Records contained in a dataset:
=-=-=-=-=

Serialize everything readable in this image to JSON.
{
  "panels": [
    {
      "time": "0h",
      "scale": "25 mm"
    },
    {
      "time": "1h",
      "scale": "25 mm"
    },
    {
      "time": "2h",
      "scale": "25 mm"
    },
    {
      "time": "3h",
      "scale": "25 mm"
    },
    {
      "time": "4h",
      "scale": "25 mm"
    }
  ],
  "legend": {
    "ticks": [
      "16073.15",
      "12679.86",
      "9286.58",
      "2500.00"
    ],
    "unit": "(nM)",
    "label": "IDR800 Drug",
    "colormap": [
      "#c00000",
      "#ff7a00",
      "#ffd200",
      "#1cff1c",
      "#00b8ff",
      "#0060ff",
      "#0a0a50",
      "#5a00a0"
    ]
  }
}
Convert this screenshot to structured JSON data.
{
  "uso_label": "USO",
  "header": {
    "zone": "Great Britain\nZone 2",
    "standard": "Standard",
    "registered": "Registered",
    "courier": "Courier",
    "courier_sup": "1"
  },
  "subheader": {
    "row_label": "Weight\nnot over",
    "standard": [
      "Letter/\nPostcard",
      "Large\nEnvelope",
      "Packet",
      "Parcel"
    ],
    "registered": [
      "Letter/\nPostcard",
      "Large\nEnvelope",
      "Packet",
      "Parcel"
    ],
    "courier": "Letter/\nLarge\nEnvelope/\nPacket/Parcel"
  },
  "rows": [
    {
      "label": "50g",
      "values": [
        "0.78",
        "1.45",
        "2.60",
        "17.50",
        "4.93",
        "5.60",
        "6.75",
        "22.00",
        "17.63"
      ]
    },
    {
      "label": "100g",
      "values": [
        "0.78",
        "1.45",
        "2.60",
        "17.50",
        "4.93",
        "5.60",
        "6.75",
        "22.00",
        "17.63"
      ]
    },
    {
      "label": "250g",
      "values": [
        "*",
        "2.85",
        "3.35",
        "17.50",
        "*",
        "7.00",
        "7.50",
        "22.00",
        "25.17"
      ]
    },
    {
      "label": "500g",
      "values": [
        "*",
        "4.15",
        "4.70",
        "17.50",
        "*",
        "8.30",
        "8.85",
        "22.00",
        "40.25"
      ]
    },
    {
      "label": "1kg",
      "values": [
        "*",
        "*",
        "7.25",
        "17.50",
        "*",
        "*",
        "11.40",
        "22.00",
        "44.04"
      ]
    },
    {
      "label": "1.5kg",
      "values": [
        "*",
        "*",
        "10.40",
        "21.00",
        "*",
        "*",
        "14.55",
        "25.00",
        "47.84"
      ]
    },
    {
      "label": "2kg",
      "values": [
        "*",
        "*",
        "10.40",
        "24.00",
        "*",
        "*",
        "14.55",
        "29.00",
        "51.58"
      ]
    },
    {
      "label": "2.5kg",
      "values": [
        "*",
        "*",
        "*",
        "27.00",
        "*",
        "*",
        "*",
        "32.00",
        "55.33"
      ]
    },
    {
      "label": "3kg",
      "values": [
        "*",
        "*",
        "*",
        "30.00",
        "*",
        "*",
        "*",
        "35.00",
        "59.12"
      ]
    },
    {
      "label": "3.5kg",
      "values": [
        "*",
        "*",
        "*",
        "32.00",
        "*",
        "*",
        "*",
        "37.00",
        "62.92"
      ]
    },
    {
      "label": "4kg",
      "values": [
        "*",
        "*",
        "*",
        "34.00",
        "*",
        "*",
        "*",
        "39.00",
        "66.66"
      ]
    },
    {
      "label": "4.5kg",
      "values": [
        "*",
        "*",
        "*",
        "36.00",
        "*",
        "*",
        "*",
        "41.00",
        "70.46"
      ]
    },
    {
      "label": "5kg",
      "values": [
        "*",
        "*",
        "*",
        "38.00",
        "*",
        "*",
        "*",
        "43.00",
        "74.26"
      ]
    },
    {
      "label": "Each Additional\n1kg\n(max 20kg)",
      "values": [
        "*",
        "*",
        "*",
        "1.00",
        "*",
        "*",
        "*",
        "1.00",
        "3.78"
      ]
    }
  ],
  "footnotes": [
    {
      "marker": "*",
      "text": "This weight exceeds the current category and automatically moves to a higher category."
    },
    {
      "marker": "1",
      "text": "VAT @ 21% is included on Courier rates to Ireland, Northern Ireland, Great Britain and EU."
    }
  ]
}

=-=-=-=-=

List all lines from the entries that include the word "JSON".

COMPLETE OUTPUT –
Serialize everything readable in this image to JSON.
Convert this screenshot to structured JSON data.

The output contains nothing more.